=== DATA TO PROCESS ===

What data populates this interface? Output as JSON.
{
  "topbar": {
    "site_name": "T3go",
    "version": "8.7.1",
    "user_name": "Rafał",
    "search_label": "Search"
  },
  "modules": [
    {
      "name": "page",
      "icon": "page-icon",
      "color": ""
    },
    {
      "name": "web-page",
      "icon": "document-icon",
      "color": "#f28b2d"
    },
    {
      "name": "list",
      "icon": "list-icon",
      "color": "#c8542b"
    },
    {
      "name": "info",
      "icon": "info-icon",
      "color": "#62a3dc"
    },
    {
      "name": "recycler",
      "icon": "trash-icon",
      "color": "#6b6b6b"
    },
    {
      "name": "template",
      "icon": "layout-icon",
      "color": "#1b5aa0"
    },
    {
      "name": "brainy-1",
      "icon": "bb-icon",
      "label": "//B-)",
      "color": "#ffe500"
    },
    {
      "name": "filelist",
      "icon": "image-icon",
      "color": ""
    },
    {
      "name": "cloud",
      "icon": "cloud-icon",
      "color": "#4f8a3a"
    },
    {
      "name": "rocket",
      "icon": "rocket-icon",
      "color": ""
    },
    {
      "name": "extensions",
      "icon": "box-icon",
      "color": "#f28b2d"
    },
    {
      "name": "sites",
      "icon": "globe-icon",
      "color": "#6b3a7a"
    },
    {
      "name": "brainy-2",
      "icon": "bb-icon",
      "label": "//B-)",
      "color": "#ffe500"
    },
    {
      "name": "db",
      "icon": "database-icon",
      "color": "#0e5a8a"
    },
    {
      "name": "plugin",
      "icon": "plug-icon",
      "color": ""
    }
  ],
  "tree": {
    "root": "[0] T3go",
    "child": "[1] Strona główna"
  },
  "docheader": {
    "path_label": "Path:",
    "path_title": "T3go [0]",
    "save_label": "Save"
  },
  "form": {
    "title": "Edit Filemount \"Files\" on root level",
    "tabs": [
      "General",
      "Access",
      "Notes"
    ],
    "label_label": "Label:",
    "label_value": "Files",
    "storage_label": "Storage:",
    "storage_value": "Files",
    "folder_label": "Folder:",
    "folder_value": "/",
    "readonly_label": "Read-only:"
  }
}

===

§ **SET TASK**: Go through the entries and repeat each one exactly.

§ **RESULT BELOW**:
What data populates this interface? Output as JSON.
{
  "topbar": {
    "site_name": "T3go",
    "version": "8.7.1",
    "user_name": "Rafał",
    "search_label": "Search"
  },
  "modules": [
    {
      "name": "page",
      "icon": "page-icon",
      "color": ""
    },
    {
      "name": "web-page",
      "icon": "document-icon",
      "color": "#f28b2d"
    },
    {
      "name": "list",
      "icon": "list-icon",
      "color": "#c8542b"
    },
    {
      "name": "info",
      "icon": "info-icon",
      "color": "#62a3dc"
    },
    {
      "name": "recycler",
      "icon": "trash-icon",
      "color": "#6b6b6b"
    },
    {
      "name": "template",
      "icon": "layout-icon",
      "color": "#1b5aa0"
    },
    {
      "name": "brainy-1",
      "icon": "bb-icon",
      "label": "//B-)",
      "color": "#ffe500"
    },
    {
      "name": "filelist",
      "icon": "image-icon",
      "color": ""
    },
    {
      "name": "cloud",
      "icon": "cloud-icon",
      "color": "#4f8a3a"
    },
    {
      "name": "rocket",
      "icon": "rocket-icon",
      "color": ""
    },
    {
      "name": "extensions",
      "icon": "box-icon",
      "color": "#f28b2d"
    },
    {
      "name": "sites",
      "icon": "globe-icon",
      "color": "#6b3a7a"
    },
    {
      "name": "brainy-2",
      "icon": "bb-icon",
      "label": "//B-)",
      "color": "#ffe500"
    },
    {
      "name": "db",
      "icon": "database-icon",
      "color": "#0e5a8a"
    },
    {
      "name": "plugin",
      "icon": "plug-icon",
      "color": ""
    }
  ],
  "tree": {
    "root": "[0] T3go",
    "child": "[1] Strona główna"
  },
  "docheader": {
    "path_label": "Path:",
    "path_title": "T3go [0]",
    "save_label": "Save"
  },
  "form": {
    "title": "Edit Filemount \"Files\" on root level",
    "tabs": [
      "General",
      "Access",
      "Notes"
    ],
    "label_label": "Label:",
    "label_value": "Files",
    "storage_label": "Storage:",
    "storage_value": "Files",
    "folder_label": "Folder:",
    "folder_value": "/",
    "readonly_label": "Read-only:"
  }
}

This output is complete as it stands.